> _TASK_
Will you give the material below again, every line exactly as it is?

> _EXTRACTED DATA_

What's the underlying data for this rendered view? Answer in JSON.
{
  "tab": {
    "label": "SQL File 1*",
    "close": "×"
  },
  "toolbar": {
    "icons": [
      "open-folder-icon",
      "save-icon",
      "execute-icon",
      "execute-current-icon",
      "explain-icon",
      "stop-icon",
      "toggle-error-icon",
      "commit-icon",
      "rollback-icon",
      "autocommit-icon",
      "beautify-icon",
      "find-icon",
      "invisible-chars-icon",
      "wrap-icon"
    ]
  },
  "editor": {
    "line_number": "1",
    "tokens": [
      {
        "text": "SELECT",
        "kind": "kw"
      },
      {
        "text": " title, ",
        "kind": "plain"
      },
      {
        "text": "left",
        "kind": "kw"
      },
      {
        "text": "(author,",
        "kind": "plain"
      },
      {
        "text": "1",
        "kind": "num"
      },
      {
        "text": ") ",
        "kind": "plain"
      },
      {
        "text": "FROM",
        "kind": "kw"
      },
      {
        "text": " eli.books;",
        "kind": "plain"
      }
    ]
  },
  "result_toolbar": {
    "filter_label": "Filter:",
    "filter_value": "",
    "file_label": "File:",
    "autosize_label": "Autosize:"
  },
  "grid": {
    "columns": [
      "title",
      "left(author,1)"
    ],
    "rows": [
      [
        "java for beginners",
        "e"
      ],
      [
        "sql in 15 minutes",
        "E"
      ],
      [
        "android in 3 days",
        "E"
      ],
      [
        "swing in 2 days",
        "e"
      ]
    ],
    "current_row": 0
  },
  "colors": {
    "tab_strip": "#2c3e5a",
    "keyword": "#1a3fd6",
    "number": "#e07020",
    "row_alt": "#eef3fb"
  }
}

> _ANSWER TO THE TASK_
What's the underlying data for this rendered view? Answer in JSON.
{
  "tab": {
    "label": "SQL File 1*",
    "close": "×"
  },
  "toolbar": {
    "icons": [
      "open-folder-icon",
      "save-icon",
      "execute-icon",
      "execute-current-icon",
      "explain-icon",
      "stop-icon",
      "toggle-error-icon",
      "commit-icon",
      "rollback-icon",
      "autocommit-icon",
      "beautify-icon",
      "find-icon",
      "invisible-chars-icon",
      "wrap-icon"
    ]
  },
  "editor": {
    "line_number": "1",
    "tokens": [
      {
        "text": "SELECT",
        "kind": "kw"
      },
      {
        "text": " title, ",
        "kind": "plain"
      },
      {
        "text": "left",
        "kind": "kw"
      },
      {
        "text": "(author,",
        "kind": "plain"
      },
      {
        "text": "1",
        "kind": "num"
      },
      {
        "text": ") ",
        "kind": "plain"
      },
      {
        "text": "FROM",
        "kind": "kw"
      },
      {
        "text": " eli.books;",
        "kind": "plain"
      }
    ]
  },
  "result_toolbar": {
    "filter_label": "Filter:",
    "filter_value": "",
    "file_label": "File:",
    "autosize_label": "Autosize:"
  },
  "grid": {
    "columns": [
      "title",
      "left(author,1)"
    ],
    "rows": [
      [
        "java for beginners",
        "e"
      ],
      [
        "sql in 15 minutes",
        "E"
      ],
      [
        "android in 3 days",
        "E"
      ],
      [
        "swing in 2 days",
        "e"
      ]
    ],
    "current_row": 0
  },
  "colors": {
    "tab_strip": "#2c3e5a",
    "keyword": "#1a3fd6",
    "number": "#e07020",
    "row_alt": "#eef3fb"
  }
}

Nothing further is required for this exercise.